■ WRITTEN PROBLEM
Go through the material below and copy each line where the word "umyć" appears.

** Start **

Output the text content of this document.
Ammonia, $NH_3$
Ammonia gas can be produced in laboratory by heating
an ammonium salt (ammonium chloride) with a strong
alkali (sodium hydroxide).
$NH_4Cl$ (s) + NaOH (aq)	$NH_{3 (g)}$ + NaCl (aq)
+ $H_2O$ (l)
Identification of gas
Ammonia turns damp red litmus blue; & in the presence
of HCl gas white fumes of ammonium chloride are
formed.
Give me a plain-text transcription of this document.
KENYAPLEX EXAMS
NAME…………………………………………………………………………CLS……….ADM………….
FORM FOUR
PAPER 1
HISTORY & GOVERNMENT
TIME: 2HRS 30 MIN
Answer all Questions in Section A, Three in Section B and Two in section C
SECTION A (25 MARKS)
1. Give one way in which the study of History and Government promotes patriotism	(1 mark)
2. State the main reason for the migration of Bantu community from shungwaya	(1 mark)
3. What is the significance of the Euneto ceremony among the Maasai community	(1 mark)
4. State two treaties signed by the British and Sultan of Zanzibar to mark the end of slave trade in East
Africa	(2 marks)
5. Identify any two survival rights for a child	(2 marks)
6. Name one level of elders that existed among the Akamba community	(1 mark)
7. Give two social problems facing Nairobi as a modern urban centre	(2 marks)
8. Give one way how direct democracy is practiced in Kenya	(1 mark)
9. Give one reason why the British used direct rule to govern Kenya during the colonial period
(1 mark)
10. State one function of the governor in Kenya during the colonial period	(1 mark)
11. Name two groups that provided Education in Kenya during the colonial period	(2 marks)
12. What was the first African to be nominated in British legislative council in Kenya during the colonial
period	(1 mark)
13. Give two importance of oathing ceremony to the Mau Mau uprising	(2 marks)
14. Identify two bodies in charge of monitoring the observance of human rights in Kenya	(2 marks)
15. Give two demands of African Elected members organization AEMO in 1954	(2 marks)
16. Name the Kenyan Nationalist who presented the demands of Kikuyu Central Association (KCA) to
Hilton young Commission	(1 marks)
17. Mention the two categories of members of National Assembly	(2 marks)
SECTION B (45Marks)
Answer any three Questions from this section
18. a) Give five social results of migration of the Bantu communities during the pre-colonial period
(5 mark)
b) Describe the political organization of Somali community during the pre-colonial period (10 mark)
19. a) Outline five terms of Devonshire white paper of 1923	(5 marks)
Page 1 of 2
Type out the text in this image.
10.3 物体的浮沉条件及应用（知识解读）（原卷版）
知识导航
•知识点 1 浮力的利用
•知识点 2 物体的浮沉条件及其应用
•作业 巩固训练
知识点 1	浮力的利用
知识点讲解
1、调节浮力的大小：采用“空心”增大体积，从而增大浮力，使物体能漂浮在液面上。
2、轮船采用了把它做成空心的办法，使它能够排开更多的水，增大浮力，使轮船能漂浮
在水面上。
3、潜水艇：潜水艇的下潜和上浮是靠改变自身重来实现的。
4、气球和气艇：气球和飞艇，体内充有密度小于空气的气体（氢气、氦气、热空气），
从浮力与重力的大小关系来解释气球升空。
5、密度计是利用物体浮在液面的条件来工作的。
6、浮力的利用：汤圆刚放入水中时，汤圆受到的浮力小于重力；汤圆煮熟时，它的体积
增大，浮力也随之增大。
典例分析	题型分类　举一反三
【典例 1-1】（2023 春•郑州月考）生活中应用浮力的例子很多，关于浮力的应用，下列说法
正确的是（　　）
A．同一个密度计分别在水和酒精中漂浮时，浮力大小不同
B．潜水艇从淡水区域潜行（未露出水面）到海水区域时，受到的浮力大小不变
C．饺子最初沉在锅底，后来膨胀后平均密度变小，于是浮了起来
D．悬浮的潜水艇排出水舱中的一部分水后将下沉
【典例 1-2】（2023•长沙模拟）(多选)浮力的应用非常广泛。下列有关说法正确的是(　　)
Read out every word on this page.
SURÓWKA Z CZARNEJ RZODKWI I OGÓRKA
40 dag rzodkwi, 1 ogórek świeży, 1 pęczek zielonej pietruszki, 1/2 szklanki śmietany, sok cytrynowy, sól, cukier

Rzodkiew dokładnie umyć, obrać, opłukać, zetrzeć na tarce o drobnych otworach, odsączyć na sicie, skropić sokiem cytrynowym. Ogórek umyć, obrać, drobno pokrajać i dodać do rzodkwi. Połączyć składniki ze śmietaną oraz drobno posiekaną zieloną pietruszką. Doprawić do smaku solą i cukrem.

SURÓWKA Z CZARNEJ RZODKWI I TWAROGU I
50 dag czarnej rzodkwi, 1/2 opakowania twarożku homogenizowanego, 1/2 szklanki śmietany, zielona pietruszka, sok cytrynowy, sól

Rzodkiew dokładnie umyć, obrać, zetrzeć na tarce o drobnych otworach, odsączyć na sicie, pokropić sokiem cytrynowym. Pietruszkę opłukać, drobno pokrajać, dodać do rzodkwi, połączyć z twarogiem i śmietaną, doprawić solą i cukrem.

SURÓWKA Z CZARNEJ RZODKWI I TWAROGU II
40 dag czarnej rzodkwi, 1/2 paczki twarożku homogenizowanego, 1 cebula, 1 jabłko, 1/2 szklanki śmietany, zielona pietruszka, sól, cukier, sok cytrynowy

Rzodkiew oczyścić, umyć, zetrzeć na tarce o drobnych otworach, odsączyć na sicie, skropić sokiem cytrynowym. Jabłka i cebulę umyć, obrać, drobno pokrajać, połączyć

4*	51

** End **

■ EXERCISE OUTPUT
Rzodkiew dokładnie umyć, obrać, opłukać, zetrzeć na tarce o drobnych otworach, odsączyć na sicie, skropić sokiem cytrynowym. Ogórek umyć, obrać, drobno pokrajać i dodać do rzodkwi. Połączyć składniki ze śmietaną oraz drobno posiekaną zieloną pietruszką. Doprawić do smaku solą i cukrem.
Rzodkiew dokładnie umyć, obrać, zetrzeć na tarce o drobnych otworach, odsączyć na sicie, pokropić sokiem cytrynowym. Pietruszkę opłukać, drobno pokrajać, dodać do rzodkwi, połączyć z twarogiem i śmietaną, doprawić solą i cukrem.
Rzodkiew oczyścić, umyć, zetrzeć na tarce o drobnych otworach, odsączyć na sicie, skropić sokiem cytrynowym. Jabłka i cebulę umyć, obrać, drobno pokrajać, połączyć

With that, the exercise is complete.